(Information provided)
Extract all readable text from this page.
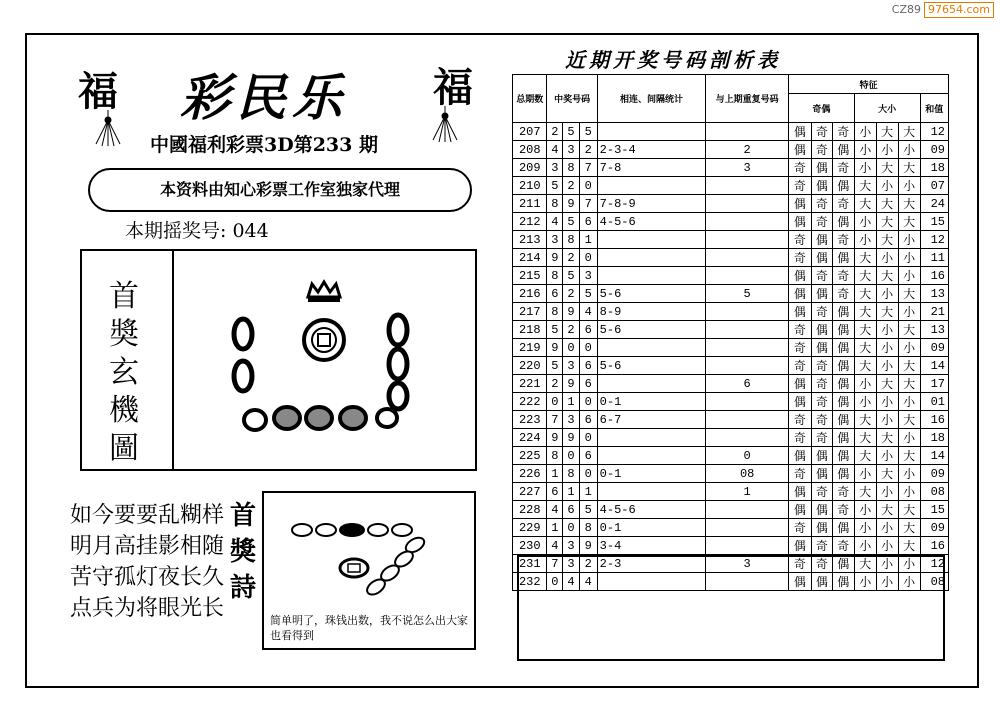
CZ89 97654.com
福	福
彩民乐
中國福利彩票3D第233 期
本资料由知心彩票工作室独家代理
本期摇奖号: 044
首
奬
玄
機
圖
如今要要乱糊样
明月高挂影相随
苦守孤灯夜长久
点兵为将眼光长
首
獎
詩
简单明了，珠钱出数，我不说怎么出大家也看得到
近期开奖号码剖析表
总期数	中奖号码			相连、间隔统计	与上期重复号码	特征						
						奇偶			大小			和值

207	2	5	5			偶	奇	奇	小	大	大	12
208	4	3	2	2-3-4	2	偶	奇	偶	小	小	小	09
209	3	8	7	7-8	3	奇	偶	奇	小	大	大	18
210	5	2	0			奇	偶	偶	大	小	小	07
211	8	9	7	7-8-9		偶	奇	奇	大	大	大	24
212	4	5	6	4-5-6		偶	奇	偶	小	大	大	15
213	3	8	1			奇	偶	奇	小	大	小	12
214	9	2	0			奇	偶	偶	大	小	小	11
215	8	5	3			偶	奇	奇	大	大	小	16
216	6	2	5	5-6	5	偶	偶	奇	大	小	大	13
217	8	9	4	8-9		偶	奇	偶	大	大	小	21
218	5	2	6	5-6		奇	偶	偶	大	小	大	13
219	9	0	0			奇	偶	偶	大	小	小	09
220	5	3	6	5-6		奇	奇	偶	大	小	大	14
221	2	9	6		6	偶	奇	偶	小	大	大	17
222	0	1	0	0-1		偶	奇	偶	小	小	小	01
223	7	3	6	6-7		奇	奇	偶	大	小	大	16
224	9	9	0			奇	奇	偶	大	大	小	18
225	8	0	6		0	偶	偶	偶	大	小	大	14
226	1	8	0	0-1	08	奇	偶	偶	小	大	小	09
227	6	1	1		1	偶	奇	奇	大	小	小	08
228	4	6	5	4-5-6		偶	偶	奇	小	大	大	15
229	1	0	8	0-1		奇	偶	偶	小	小	大	09
230	4	3	9	3-4		偶	奇	奇	小	小	大	16
231	7	3	2	2-3	3	奇	奇	偶	大	小	小	12
232	0	4	4			偶	偶	偶	小	小	小	08
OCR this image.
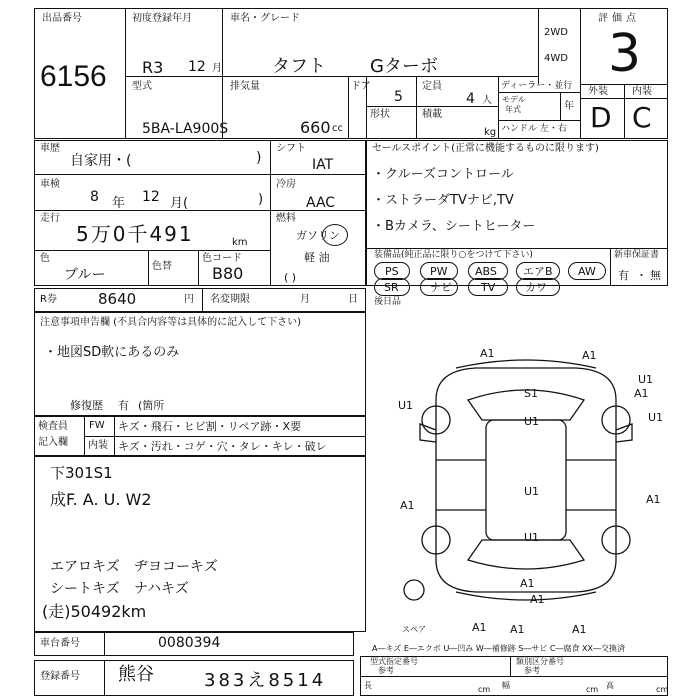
出品番号
6156
初度登録年月
R3 12 月
車名・グレード
タフト Gターボ
2WD
4WD
評価点
3
型式
5BA-LA900S
排気量
660 cc
ドア
5
定員
4 人
形状	積載
kg
ディーラー・並行
モデル
年式	年
ハンドル 左・右
外装 内装
D C
車歴
自家用・(	)
シフト
IAT
車検
8 年 12 月(	)
冷房
AAC
走行
5万0千491	km
燃料
ガソリン
軽 油
( )
色
ブルー
色替
色コード
B80
セールスポイント(正常に機能するものに限ります)
・クルーズコントロール
・ストラーダTVナビ,TV
・Bカメラ、シートヒーター
装備品(純正品に限り○をつけて下さい)	新車保証書
有 無
・
PS	PW ABS エアB AW
SR	ナビ	TV	カワ
R券	8640	円 名変期限	月	日 後日品
注意事項申告欄 (不具合内容等は具体的に記入して下さい)
・地図SD軟にあるのみ
修復歴 有 (箇所
検査員
記入欄
FW キズ・飛石・ヒビ割・リペア跡・X要
内装 キズ・汚れ・コゲ・穴・タレ・キレ・破レ
下301S1
成F. A. U. W2
エアロキズ ヂヨコーキズ
シートキズ ナハキズ
(走)50492km
A1	A1
U1
A1
U1
S1
U1
U1
A1
U1
U1
A1
A1
A1
A1	A1
A1
スペア
A―キズ E―エクボ U―凹み W―補修跡 S―サビ C―腐食 XX―交換済
車台番号	0080394
登録番号 熊谷	383え8514
型式指定番号
参考
類別区分番号
参考
長	cm 幅	cm 高	cm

(Your task)
Each line of the data should be quoted exactly, with pictures left out.

(Answer to the exercise)
Extract all readable text from this page.
CZ89 97654.com
福	福
彩民乐
中國福利彩票3D第233 期
本资料由知心彩票工作室独家代理
本期摇奖号: 044
首
奬
玄
機
圖
如今要要乱糊样
明月高挂影相随
苦守孤灯夜长久
点兵为将眼光长
首
獎
詩
简单明了，珠钱出数，我不说怎么出大家也看得到
近期开奖号码剖析表
总期数	中奖号码			相连、间隔统计	与上期重复号码	特征						
						奇偶			大小			和值

207	2	5	5			偶	奇	奇	小	大	大	12
208	4	3	2	2-3-4	2	偶	奇	偶	小	小	小	09
209	3	8	7	7-8	3	奇	偶	奇	小	大	大	18
210	5	2	0			奇	偶	偶	大	小	小	07
211	8	9	7	7-8-9		偶	奇	奇	大	大	大	24
212	4	5	6	4-5-6		偶	奇	偶	小	大	大	15
213	3	8	1			奇	偶	奇	小	大	小	12
214	9	2	0			奇	偶	偶	大	小	小	11
215	8	5	3			偶	奇	奇	大	大	小	16
216	6	2	5	5-6	5	偶	偶	奇	大	小	大	13
217	8	9	4	8-9		偶	奇	偶	大	大	小	21
218	5	2	6	5-6		奇	偶	偶	大	小	大	13
219	9	0	0			奇	偶	偶	大	小	小	09
220	5	3	6	5-6		奇	奇	偶	大	小	大	14
221	2	9	6		6	偶	奇	偶	小	大	大	17
222	0	1	0	0-1		偶	奇	偶	小	小	小	01
223	7	3	6	6-7		奇	奇	偶	大	小	大	16
224	9	9	0			奇	奇	偶	大	大	小	18
225	8	0	6		0	偶	偶	偶	大	小	大	14
226	1	8	0	0-1	08	奇	偶	偶	小	大	小	09
227	6	1	1		1	偶	奇	奇	大	小	小	08
228	4	6	5	4-5-6		偶	偶	奇	小	大	大	15
229	1	0	8	0-1		奇	偶	偶	小	小	大	09
230	4	3	9	3-4		偶	奇	奇	小	小	大	16
231	7	3	2	2-3	3	奇	奇	偶	大	小	小	12
232	0	4	4			偶	偶	偶	小	小	小	08
OCR this image.
出品番号
6156
初度登録年月
R3 12 月
車名・グレード
タフト Gターボ
2WD
4WD
評価点
3
型式
5BA-LA900S
排気量
660 cc
ドア
5
定員
4 人
形状	積載
kg
ディーラー・並行
モデル
年式	年
ハンドル 左・右
外装 内装
D C
車歴
自家用・(	)
シフト
IAT
車検
8 年 12 月(	)
冷房
AAC
走行
5万0千491	km
燃料
ガソリン
軽 油
( )
色
ブルー
色替
色コード
B80
セールスポイント(正常に機能するものに限ります)
・クルーズコントロール
・ストラーダTVナビ,TV
・Bカメラ、シートヒーター
装備品(純正品に限り○をつけて下さい)	新車保証書
有 無
・
PS	PW ABS エアB AW
SR	ナビ	TV	カワ
R券	8640	円 名変期限	月	日 後日品
注意事項申告欄 (不具合内容等は具体的に記入して下さい)
・地図SD軟にあるのみ
修復歴 有 (箇所
検査員
記入欄
FW キズ・飛石・ヒビ割・リペア跡・X要
内装 キズ・汚れ・コゲ・穴・タレ・キレ・破レ
下301S1
成F. A. U. W2
エアロキズ ヂヨコーキズ
シートキズ ナハキズ
(走)50492km
A1	A1
U1
A1
U1
S1
U1
U1
A1
U1
U1
A1
A1
A1
A1	A1
A1
スペア
A―キズ E―エクボ U―凹み W―補修跡 S―サビ C―腐食 XX―交換済
車台番号	0080394
登録番号 熊谷	383え8514
型式指定番号
参考
類別区分番号
参考
長	cm 幅	cm 高	cm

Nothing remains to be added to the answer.